• **TASK TO CARRY OUT**
Each line that includes "series" must be copied from the records.

RECORDS PROVIDED START

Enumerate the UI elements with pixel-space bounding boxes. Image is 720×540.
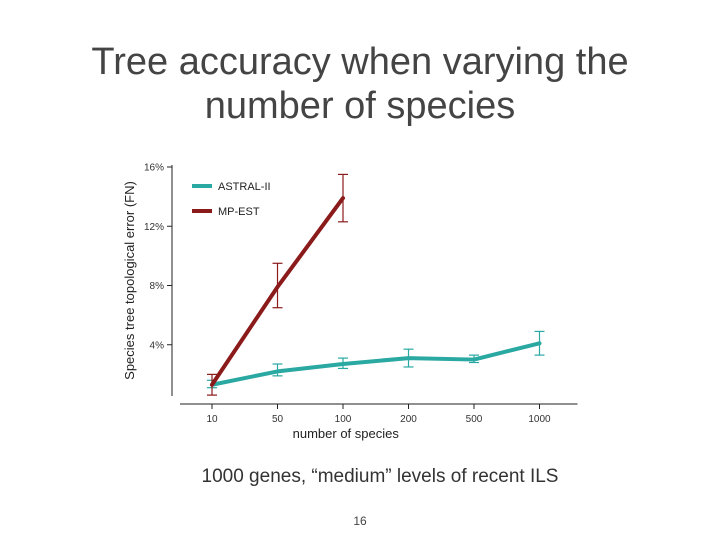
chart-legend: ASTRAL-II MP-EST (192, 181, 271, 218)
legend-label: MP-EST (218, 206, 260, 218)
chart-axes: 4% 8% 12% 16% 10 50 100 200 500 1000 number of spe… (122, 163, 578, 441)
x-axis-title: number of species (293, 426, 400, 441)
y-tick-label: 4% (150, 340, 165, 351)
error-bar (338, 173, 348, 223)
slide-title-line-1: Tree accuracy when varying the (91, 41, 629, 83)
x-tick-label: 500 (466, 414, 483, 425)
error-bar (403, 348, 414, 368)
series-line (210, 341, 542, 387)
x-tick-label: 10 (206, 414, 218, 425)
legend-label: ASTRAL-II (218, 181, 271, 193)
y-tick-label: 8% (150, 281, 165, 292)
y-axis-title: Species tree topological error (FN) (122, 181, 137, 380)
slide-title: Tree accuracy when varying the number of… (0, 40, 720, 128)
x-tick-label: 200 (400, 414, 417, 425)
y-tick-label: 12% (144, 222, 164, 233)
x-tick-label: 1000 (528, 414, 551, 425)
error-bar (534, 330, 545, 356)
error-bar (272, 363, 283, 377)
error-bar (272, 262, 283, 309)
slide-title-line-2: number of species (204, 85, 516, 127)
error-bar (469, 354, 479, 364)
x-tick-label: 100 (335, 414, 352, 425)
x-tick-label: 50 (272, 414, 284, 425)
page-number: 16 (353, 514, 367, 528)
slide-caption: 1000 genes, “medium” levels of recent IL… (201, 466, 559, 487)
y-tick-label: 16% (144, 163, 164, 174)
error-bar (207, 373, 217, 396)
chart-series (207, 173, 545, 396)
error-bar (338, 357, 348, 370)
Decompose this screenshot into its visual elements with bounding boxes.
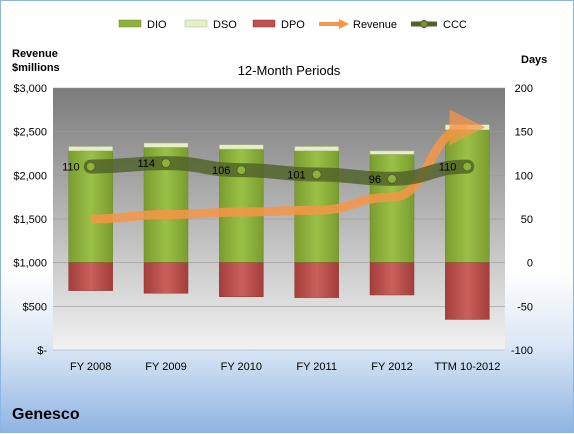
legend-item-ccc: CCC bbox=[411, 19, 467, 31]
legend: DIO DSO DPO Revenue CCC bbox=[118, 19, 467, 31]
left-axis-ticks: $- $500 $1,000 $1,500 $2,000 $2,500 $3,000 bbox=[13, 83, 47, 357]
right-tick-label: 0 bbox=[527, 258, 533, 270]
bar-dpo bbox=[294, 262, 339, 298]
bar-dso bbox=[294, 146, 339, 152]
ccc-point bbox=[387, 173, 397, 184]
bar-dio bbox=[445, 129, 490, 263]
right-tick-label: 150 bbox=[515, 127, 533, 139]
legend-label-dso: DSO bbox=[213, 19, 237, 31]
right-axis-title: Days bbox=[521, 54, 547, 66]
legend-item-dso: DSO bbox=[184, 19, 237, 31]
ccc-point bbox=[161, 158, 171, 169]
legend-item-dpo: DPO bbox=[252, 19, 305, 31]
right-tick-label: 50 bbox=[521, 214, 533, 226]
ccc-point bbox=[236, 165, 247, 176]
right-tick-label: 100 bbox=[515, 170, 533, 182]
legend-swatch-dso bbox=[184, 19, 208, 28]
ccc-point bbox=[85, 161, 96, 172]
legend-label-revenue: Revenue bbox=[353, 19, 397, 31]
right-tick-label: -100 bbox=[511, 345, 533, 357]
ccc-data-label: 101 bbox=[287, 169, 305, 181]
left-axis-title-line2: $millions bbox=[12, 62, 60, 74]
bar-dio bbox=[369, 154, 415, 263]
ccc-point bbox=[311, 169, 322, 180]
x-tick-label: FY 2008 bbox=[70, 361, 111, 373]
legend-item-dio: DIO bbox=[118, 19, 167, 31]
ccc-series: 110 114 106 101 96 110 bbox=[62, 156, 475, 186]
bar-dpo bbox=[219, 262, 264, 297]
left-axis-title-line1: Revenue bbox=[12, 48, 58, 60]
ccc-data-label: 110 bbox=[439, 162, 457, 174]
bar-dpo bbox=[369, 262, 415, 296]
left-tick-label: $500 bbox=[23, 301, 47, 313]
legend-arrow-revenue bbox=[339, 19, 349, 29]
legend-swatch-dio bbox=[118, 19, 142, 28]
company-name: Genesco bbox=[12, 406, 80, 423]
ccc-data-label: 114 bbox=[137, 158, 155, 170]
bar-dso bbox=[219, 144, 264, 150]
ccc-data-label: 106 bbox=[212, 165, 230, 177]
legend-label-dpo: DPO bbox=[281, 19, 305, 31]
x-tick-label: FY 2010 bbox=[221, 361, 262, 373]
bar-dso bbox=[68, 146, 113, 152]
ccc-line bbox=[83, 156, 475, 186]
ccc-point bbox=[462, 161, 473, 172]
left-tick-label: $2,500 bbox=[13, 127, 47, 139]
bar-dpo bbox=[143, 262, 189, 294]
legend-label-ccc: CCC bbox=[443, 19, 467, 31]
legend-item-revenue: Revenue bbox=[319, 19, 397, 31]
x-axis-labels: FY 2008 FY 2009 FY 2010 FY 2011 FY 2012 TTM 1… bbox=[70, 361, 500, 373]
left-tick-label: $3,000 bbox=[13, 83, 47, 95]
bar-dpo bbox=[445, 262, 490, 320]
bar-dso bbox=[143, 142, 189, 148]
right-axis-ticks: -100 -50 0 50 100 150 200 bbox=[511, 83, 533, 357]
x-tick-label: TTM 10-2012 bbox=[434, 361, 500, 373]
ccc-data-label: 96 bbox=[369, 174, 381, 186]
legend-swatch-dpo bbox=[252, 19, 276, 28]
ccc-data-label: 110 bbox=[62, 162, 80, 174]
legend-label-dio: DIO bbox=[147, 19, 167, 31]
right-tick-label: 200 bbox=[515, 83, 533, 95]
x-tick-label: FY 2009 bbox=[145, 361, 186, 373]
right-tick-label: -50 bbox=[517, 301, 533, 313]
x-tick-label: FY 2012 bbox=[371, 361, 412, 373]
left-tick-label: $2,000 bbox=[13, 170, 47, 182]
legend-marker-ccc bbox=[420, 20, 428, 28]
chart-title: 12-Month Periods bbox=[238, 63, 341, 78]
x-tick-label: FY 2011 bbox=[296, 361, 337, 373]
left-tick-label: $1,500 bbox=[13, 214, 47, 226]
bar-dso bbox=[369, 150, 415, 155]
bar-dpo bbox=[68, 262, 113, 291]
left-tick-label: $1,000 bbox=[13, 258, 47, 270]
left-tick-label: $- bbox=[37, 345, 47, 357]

RECORDS PROVIDED END

• **WRITTEN RESPONSE**
series-line (210, 341, 542, 387)
chart-series (207, 173, 545, 396)
ccc-series: 110 114 106 101 96 110 bbox=[62, 156, 475, 186]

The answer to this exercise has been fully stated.